* Task goal: Lines that include the word "Girls" are the ones to copy.

-- Data supplied start --

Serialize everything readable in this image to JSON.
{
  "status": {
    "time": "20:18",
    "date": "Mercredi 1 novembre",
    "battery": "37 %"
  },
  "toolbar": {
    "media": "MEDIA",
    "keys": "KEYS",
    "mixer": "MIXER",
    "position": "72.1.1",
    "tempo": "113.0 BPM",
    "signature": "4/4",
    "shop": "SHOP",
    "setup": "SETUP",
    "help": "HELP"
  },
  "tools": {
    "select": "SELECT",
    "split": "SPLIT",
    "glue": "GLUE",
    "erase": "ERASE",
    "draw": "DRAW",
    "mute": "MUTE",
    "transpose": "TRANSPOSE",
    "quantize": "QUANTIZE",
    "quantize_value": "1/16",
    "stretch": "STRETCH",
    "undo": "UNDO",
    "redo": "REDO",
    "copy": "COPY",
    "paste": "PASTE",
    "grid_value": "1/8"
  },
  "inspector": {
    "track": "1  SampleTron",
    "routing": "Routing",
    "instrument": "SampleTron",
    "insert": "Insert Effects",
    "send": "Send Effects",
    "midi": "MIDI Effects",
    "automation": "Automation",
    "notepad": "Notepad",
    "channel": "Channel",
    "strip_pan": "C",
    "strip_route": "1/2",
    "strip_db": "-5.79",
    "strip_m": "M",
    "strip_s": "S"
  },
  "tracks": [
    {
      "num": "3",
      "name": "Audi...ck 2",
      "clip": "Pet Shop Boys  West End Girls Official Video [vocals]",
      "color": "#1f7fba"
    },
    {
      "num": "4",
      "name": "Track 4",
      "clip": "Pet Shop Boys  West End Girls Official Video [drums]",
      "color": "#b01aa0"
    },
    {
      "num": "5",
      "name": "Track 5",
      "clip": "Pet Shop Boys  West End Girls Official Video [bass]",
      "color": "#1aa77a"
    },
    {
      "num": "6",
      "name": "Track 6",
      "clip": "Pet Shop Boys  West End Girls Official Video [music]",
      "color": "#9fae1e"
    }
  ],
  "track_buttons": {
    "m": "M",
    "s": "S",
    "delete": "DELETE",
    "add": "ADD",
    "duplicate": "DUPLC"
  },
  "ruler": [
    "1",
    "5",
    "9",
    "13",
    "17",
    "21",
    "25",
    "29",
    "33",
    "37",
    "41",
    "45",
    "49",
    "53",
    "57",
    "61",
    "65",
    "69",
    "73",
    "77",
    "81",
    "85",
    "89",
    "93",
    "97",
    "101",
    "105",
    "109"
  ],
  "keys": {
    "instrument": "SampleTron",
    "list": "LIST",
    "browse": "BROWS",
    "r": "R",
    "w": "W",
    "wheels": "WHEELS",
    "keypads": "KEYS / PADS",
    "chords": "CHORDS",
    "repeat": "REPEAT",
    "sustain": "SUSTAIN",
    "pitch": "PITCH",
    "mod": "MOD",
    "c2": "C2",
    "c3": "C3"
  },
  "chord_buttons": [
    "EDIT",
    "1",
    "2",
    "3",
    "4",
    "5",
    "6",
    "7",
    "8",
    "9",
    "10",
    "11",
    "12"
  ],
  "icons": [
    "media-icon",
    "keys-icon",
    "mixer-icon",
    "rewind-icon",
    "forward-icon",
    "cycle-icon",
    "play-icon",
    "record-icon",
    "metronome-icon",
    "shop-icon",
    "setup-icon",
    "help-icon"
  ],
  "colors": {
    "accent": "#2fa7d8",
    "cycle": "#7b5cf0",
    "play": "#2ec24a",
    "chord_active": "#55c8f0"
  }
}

-- Data supplied end --

* Exercise output:
      "clip": "Pet Shop Boys  West End Girls Official Video [vocals]",
      "clip": "Pet Shop Boys  West End Girls Official Video [drums]",
      "clip": "Pet Shop Boys  West End Girls Official Video [bass]",
      "clip": "Pet Shop Boys  West End Girls Official Video [music]",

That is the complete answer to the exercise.